[Dataset rows about figures]
%%
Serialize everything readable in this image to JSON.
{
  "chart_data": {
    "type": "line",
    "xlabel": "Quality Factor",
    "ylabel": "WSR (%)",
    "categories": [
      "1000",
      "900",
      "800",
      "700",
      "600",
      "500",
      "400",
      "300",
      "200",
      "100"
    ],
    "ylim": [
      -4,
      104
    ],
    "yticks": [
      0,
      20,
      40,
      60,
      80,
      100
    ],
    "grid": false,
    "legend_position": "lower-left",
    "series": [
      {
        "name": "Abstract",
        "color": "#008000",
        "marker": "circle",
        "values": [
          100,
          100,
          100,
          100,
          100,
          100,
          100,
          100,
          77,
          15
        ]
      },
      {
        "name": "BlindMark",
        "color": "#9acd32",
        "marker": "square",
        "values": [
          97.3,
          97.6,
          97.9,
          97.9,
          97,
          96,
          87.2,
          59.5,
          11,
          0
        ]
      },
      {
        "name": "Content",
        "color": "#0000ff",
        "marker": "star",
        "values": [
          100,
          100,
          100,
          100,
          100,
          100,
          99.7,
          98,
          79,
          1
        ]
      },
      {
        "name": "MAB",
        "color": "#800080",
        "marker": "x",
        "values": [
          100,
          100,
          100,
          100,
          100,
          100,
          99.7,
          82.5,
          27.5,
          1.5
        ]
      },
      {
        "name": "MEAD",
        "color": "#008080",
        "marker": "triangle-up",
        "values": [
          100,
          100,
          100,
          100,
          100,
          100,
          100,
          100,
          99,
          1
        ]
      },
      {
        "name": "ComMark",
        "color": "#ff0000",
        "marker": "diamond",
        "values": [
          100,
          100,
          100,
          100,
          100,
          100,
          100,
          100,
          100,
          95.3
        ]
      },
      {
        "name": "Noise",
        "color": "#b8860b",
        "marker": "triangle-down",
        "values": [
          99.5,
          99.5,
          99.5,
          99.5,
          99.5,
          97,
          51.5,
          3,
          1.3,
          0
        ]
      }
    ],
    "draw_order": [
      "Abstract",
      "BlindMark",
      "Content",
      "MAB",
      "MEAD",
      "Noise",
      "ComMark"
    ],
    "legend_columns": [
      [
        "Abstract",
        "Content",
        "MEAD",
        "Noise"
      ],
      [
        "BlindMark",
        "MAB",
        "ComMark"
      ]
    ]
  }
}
%%
[WRITTEN TASK] Would you restate each of the entries word for word?

[THE RESPONSE]
Serialize everything readable in this image to JSON.
{
  "chart_data": {
    "type": "line",
    "xlabel": "Quality Factor",
    "ylabel": "WSR (%)",
    "categories": [
      "1000",
      "900",
      "800",
      "700",
      "600",
      "500",
      "400",
      "300",
      "200",
      "100"
    ],
    "ylim": [
      -4,
      104
    ],
    "yticks": [
      0,
      20,
      40,
      60,
      80,
      100
    ],
    "grid": false,
    "legend_position": "lower-left",
    "series": [
      {
        "name": "Abstract",
        "color": "#008000",
        "marker": "circle",
        "values": [
          100,
          100,
          100,
          100,
          100,
          100,
          100,
          100,
          77,
          15
        ]
      },
      {
        "name": "BlindMark",
        "color": "#9acd32",
        "marker": "square",
        "values": [
          97.3,
          97.6,
          97.9,
          97.9,
          97,
          96,
          87.2,
          59.5,
          11,
          0
        ]
      },
      {
        "name": "Content",
        "color": "#0000ff",
        "marker": "star",
        "values": [
          100,
          100,
          100,
          100,
          100,
          100,
          99.7,
          98,
          79,
          1
        ]
      },
      {
        "name": "MAB",
        "color": "#800080",
        "marker": "x",
        "values": [
          100,
          100,
          100,
          100,
          100,
          100,
          99.7,
          82.5,
          27.5,
          1.5
        ]
      },
      {
        "name": "MEAD",
        "color": "#008080",
        "marker": "triangle-up",
        "values": [
          100,
          100,
          100,
          100,
          100,
          100,
          100,
          100,
          99,
          1
        ]
      },
      {
        "name": "ComMark",
        "color": "#ff0000",
        "marker": "diamond",
        "values": [
          100,
          100,
          100,
          100,
          100,
          100,
          100,
          100,
          100,
          95.3
        ]
      },
      {
        "name": "Noise",
        "color": "#b8860b",
        "marker": "triangle-down",
        "values": [
          99.5,
          99.5,
          99.5,
          99.5,
          99.5,
          97,
          51.5,
          3,
          1.3,
          0
        ]
      }
    ],
    "draw_order": [
      "Abstract",
      "BlindMark",
      "Content",
      "MAB",
      "MEAD",
      "Noise",
      "ComMark"
    ],
    "legend_columns": [
      [
        "Abstract",
        "Content",
        "MEAD",
        "Noise"
      ],
      [
        "BlindMark",
        "MAB",
        "ComMark"
      ]
    ]
  }
}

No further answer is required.